>>>
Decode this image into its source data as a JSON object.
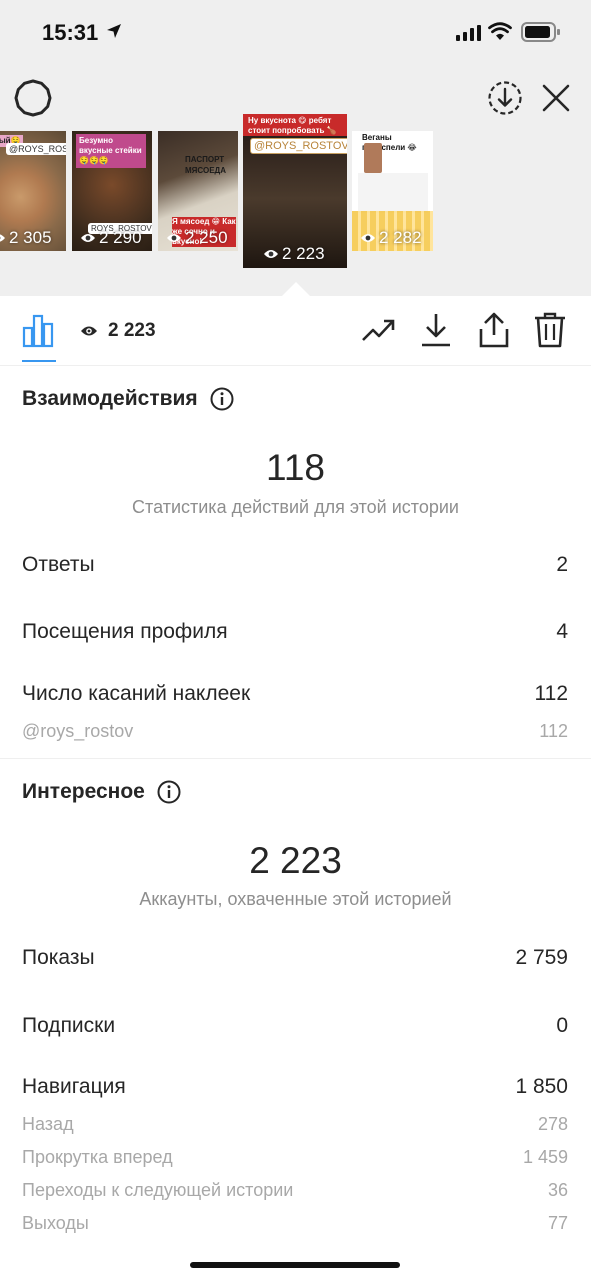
{
  "status_bar": {
    "time": "15:31"
  },
  "stories": [
    {
      "views": "2 305",
      "caption": "ный🤤",
      "tag": "@ROYS_ROSTOV"
    },
    {
      "views": "2 290",
      "caption": "Безумно вкусные стейки🤤🤤🤤",
      "tag": "ROYS_ROSTOV"
    },
    {
      "views": "2 250",
      "caption": "Я мясоед 😁 Как же сочно и вкусно!",
      "tag": "ПАСПОРТ МЯСОЕДА"
    },
    {
      "views": "2 223",
      "caption": "Ну вкуснота 😋 ребят стоит попробовать 🍗",
      "tag": "@ROYS_ROSTOV"
    },
    {
      "views": "2 282",
      "caption": "Веганы подоспели 😂",
      "tag": ""
    }
  ],
  "toolbar": {
    "views": "2 223"
  },
  "interactions": {
    "title": "Взаимодействия",
    "total": "118",
    "subtitle": "Статистика действий для этой истории",
    "rows": [
      {
        "label": "Ответы",
        "value": "2"
      },
      {
        "label": "Посещения профиля",
        "value": "4"
      },
      {
        "label": "Число касаний наклеек",
        "value": "112"
      }
    ],
    "sticker": {
      "label": "@roys_rostov",
      "value": "112"
    }
  },
  "discovery": {
    "title": "Интересное",
    "total": "2 223",
    "subtitle": "Аккаунты, охваченные этой историей",
    "rows": [
      {
        "label": "Показы",
        "value": "2 759"
      },
      {
        "label": "Подписки",
        "value": "0"
      },
      {
        "label": "Навигация",
        "value": "1 850"
      }
    ],
    "nav": [
      {
        "label": "Назад",
        "value": "278"
      },
      {
        "label": "Прокрутка вперед",
        "value": "1 459"
      },
      {
        "label": "Переходы к следующей истории",
        "value": "36"
      },
      {
        "label": "Выходы",
        "value": "77"
      }
    ]
  },
  "colors": {
    "accent": "#3897f0",
    "text": "#262626",
    "muted": "#8e8e8e",
    "faint": "#a8a8a8",
    "story_red": "#c82a2a"
  },
  "icons": [
    "location-arrow-icon",
    "signal-icon",
    "wifi-icon",
    "battery-icon",
    "gear-icon",
    "download-circle-icon",
    "close-icon",
    "eye-icon",
    "bar-chart-icon",
    "trend-icon",
    "download-icon",
    "share-icon",
    "trash-icon",
    "info-icon"
  ]
}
<<<
▶ **Short task**:
Repeat the material above in full and exactly, omitting the pictures.

▶ **Answer to this task**:
Decode this image into its source data as a JSON object.
{
  "status_bar": {
    "time": "15:31"
  },
  "stories": [
    {
      "views": "2 305",
      "caption": "ный🤤",
      "tag": "@ROYS_ROSTOV"
    },
    {
      "views": "2 290",
      "caption": "Безумно вкусные стейки🤤🤤🤤",
      "tag": "ROYS_ROSTOV"
    },
    {
      "views": "2 250",
      "caption": "Я мясоед 😁 Как же сочно и вкусно!",
      "tag": "ПАСПОРТ МЯСОЕДА"
    },
    {
      "views": "2 223",
      "caption": "Ну вкуснота 😋 ребят стоит попробовать 🍗",
      "tag": "@ROYS_ROSTOV"
    },
    {
      "views": "2 282",
      "caption": "Веганы подоспели 😂",
      "tag": ""
    }
  ],
  "toolbar": {
    "views": "2 223"
  },
  "interactions": {
    "title": "Взаимодействия",
    "total": "118",
    "subtitle": "Статистика действий для этой истории",
    "rows": [
      {
        "label": "Ответы",
        "value": "2"
      },
      {
        "label": "Посещения профиля",
        "value": "4"
      },
      {
        "label": "Число касаний наклеек",
        "value": "112"
      }
    ],
    "sticker": {
      "label": "@roys_rostov",
      "value": "112"
    }
  },
  "discovery": {
    "title": "Интересное",
    "total": "2 223",
    "subtitle": "Аккаунты, охваченные этой историей",
    "rows": [
      {
        "label": "Показы",
        "value": "2 759"
      },
      {
        "label": "Подписки",
        "value": "0"
      },
      {
        "label": "Навигация",
        "value": "1 850"
      }
    ],
    "nav": [
      {
        "label": "Назад",
        "value": "278"
      },
      {
        "label": "Прокрутка вперед",
        "value": "1 459"
      },
      {
        "label": "Переходы к следующей истории",
        "value": "36"
      },
      {
        "label": "Выходы",
        "value": "77"
      }
    ]
  },
  "colors": {
    "accent": "#3897f0",
    "text": "#262626",
    "muted": "#8e8e8e",
    "faint": "#a8a8a8",
    "story_red": "#c82a2a"
  },
  "icons": [
    "location-arrow-icon",
    "signal-icon",
    "wifi-icon",
    "battery-icon",
    "gear-icon",
    "download-circle-icon",
    "close-icon",
    "eye-icon",
    "bar-chart-icon",
    "trend-icon",
    "download-icon",
    "share-icon",
    "trash-icon",
    "info-icon"
  ]
}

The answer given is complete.